» AIM
Read the lines below. Copy out any that hold the string "Generate".

» INFORMATION PROVIDED
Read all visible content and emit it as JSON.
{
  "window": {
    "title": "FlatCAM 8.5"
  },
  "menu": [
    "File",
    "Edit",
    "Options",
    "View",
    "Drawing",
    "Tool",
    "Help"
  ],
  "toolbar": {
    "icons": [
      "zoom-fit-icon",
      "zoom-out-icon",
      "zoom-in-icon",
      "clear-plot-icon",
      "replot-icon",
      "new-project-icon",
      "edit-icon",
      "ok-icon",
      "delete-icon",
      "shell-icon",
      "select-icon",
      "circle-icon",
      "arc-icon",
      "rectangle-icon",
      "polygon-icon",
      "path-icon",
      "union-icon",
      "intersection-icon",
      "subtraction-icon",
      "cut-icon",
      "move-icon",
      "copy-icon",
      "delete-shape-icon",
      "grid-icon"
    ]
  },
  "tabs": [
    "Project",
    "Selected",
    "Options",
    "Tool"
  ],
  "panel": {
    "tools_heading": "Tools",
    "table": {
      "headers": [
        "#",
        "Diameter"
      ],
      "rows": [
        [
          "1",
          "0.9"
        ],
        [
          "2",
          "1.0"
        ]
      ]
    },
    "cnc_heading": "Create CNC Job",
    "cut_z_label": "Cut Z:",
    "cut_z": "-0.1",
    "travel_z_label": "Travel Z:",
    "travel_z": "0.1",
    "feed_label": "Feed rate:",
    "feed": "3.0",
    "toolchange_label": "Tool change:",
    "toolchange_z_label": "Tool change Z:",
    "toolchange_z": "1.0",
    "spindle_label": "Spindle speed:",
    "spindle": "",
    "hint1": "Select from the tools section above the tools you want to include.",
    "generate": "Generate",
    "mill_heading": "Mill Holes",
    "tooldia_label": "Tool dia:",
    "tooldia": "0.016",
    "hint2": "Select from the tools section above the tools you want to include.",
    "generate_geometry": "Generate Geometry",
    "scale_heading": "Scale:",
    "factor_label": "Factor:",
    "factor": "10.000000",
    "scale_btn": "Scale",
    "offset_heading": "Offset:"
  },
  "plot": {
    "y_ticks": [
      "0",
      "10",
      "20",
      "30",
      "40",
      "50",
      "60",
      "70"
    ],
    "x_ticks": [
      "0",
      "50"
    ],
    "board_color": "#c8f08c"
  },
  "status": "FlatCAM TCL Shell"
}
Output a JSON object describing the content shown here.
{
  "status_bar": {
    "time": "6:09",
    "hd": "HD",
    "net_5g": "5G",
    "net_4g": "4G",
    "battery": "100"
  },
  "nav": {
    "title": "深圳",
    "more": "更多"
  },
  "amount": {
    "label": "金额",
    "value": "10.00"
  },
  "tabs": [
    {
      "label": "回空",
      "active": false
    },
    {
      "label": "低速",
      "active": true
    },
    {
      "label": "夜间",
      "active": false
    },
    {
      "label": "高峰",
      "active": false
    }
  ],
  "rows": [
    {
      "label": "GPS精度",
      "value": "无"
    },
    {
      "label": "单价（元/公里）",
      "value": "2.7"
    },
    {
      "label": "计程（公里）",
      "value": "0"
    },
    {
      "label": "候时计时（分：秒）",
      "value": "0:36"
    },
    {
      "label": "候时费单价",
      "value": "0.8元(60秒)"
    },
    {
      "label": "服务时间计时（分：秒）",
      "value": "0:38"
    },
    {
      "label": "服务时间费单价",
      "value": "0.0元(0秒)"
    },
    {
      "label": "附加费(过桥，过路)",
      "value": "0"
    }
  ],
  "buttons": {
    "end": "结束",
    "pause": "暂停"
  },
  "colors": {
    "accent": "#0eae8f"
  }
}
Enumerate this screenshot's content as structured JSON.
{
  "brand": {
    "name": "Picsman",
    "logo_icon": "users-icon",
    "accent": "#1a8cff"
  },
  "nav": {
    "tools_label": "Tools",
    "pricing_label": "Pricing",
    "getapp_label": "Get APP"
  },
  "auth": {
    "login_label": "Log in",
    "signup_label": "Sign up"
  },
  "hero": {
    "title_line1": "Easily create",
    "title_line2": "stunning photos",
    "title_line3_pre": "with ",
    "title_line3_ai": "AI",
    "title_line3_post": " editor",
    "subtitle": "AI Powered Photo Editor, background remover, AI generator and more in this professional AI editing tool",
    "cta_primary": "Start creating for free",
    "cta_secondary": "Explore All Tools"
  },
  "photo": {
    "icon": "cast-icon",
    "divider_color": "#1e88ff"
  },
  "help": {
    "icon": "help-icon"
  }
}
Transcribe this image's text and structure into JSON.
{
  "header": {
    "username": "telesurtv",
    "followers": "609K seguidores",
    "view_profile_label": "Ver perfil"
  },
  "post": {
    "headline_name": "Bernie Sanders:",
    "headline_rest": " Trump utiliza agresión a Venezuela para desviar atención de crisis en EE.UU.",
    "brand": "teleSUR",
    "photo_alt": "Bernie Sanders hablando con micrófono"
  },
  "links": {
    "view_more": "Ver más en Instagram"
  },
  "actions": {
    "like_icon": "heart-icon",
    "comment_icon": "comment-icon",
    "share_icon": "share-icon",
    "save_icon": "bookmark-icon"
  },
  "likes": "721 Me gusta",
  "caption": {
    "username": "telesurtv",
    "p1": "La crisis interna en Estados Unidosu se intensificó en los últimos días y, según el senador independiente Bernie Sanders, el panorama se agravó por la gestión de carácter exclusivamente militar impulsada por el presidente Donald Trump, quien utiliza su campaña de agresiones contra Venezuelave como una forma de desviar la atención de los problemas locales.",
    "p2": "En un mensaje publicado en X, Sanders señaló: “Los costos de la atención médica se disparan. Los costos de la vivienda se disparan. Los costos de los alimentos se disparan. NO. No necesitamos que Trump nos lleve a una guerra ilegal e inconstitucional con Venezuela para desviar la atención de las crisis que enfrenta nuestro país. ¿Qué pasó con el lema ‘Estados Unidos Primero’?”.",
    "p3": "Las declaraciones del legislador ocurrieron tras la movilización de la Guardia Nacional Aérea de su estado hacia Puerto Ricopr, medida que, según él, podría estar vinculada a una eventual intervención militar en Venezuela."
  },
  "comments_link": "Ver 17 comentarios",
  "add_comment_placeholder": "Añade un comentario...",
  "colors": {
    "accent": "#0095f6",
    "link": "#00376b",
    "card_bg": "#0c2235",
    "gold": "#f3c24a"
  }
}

» RESPONSE
    "generate": "Generate",
    "generate_geometry": "Generate Geometry",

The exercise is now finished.